Aim: Reproduce every entry exactly, without alteration.

** Start of Listed records **

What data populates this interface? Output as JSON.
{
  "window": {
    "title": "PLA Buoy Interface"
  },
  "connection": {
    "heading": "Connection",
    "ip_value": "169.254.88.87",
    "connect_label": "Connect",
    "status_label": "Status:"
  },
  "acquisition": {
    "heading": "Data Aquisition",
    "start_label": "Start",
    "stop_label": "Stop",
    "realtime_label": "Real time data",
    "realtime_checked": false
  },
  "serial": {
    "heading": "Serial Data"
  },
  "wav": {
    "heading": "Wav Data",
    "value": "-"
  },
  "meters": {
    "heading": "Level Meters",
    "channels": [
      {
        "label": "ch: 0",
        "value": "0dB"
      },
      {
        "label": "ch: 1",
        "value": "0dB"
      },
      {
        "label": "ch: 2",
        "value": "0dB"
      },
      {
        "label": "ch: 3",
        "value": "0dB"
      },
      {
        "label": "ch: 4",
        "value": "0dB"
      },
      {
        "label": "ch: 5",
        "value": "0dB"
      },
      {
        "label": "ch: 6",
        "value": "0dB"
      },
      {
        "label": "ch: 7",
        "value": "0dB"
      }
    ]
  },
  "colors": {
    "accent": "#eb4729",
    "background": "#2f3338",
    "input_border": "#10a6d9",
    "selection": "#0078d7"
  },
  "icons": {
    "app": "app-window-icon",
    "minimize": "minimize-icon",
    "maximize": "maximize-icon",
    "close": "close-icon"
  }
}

** End of Listed records **

Finished answer:
What data populates this interface? Output as JSON.
{
  "window": {
    "title": "PLA Buoy Interface"
  },
  "connection": {
    "heading": "Connection",
    "ip_value": "169.254.88.87",
    "connect_label": "Connect",
    "status_label": "Status:"
  },
  "acquisition": {
    "heading": "Data Aquisition",
    "start_label": "Start",
    "stop_label": "Stop",
    "realtime_label": "Real time data",
    "realtime_checked": false
  },
  "serial": {
    "heading": "Serial Data"
  },
  "wav": {
    "heading": "Wav Data",
    "value": "-"
  },
  "meters": {
    "heading": "Level Meters",
    "channels": [
      {
        "label": "ch: 0",
        "value": "0dB"
      },
      {
        "label": "ch: 1",
        "value": "0dB"
      },
      {
        "label": "ch: 2",
        "value": "0dB"
      },
      {
        "label": "ch: 3",
        "value": "0dB"
      },
      {
        "label": "ch: 4",
        "value": "0dB"
      },
      {
        "label": "ch: 5",
        "value": "0dB"
      },
      {
        "label": "ch: 6",
        "value": "0dB"
      },
      {
        "label": "ch: 7",
        "value": "0dB"
      }
    ]
  },
  "colors": {
    "accent": "#eb4729",
    "background": "#2f3338",
    "input_border": "#10a6d9",
    "selection": "#0078d7"
  },
  "icons": {
    "app": "app-window-icon",
    "minimize": "minimize-icon",
    "maximize": "maximize-icon",
    "close": "close-icon"
  }
}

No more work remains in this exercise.